What you are asked to do
Repeat all the records exactly, omitting pictures.

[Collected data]
====
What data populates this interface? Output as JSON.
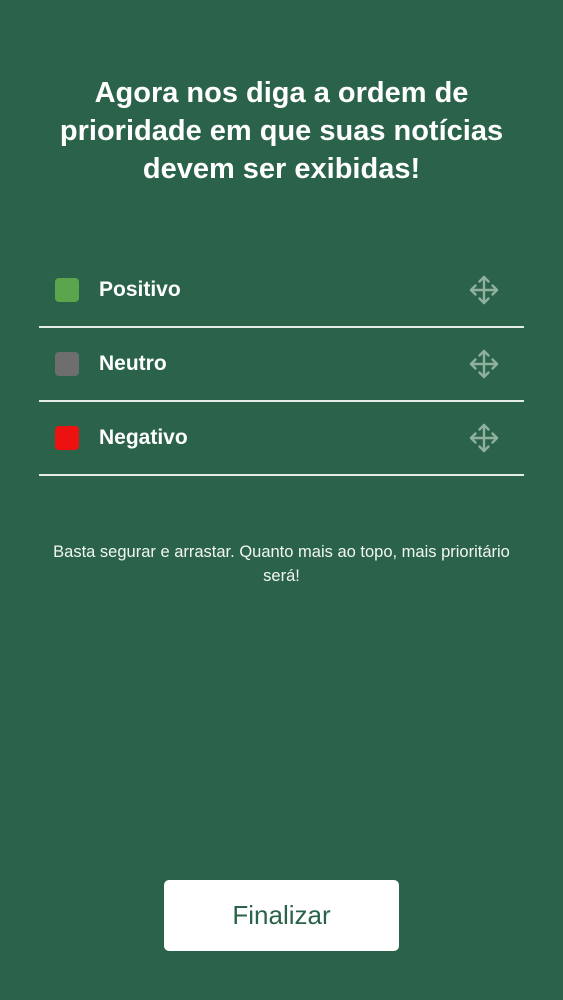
{
  "header": {
    "title": "Agora nos diga a ordem de prioridade em que suas notícias devem ser exibidas!"
  },
  "priority_list": {
    "items": [
      {
        "label": "Positivo",
        "color": "#5ba64d",
        "icon": "drag-handle-icon"
      },
      {
        "label": "Neutro",
        "color": "#6e6e6e",
        "icon": "drag-handle-icon"
      },
      {
        "label": "Negativo",
        "color": "#ee1111",
        "icon": "drag-handle-icon"
      }
    ]
  },
  "hint": "Basta segurar e arrastar. Quanto mais ao topo, mais prioritário será!",
  "footer": {
    "finish_label": "Finalizar"
  },
  "colors": {
    "background": "#2a6349",
    "button_bg": "#ffffff",
    "button_text": "#2a6349",
    "divider": "#e4ece7",
    "handle": "#8fb09f"
  }
}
====
In response
What data populates this interface? Output as JSON.
{
  "header": {
    "title": "Agora nos diga a ordem de prioridade em que suas notícias devem ser exibidas!"
  },
  "priority_list": {
    "items": [
      {
        "label": "Positivo",
        "color": "#5ba64d",
        "icon": "drag-handle-icon"
      },
      {
        "label": "Neutro",
        "color": "#6e6e6e",
        "icon": "drag-handle-icon"
      },
      {
        "label": "Negativo",
        "color": "#ee1111",
        "icon": "drag-handle-icon"
      }
    ]
  },
  "hint": "Basta segurar e arrastar. Quanto mais ao topo, mais prioritário será!",
  "footer": {
    "finish_label": "Finalizar"
  },
  "colors": {
    "background": "#2a6349",
    "button_bg": "#ffffff",
    "button_text": "#2a6349",
    "divider": "#e4ece7",
    "handle": "#8fb09f"
  }
}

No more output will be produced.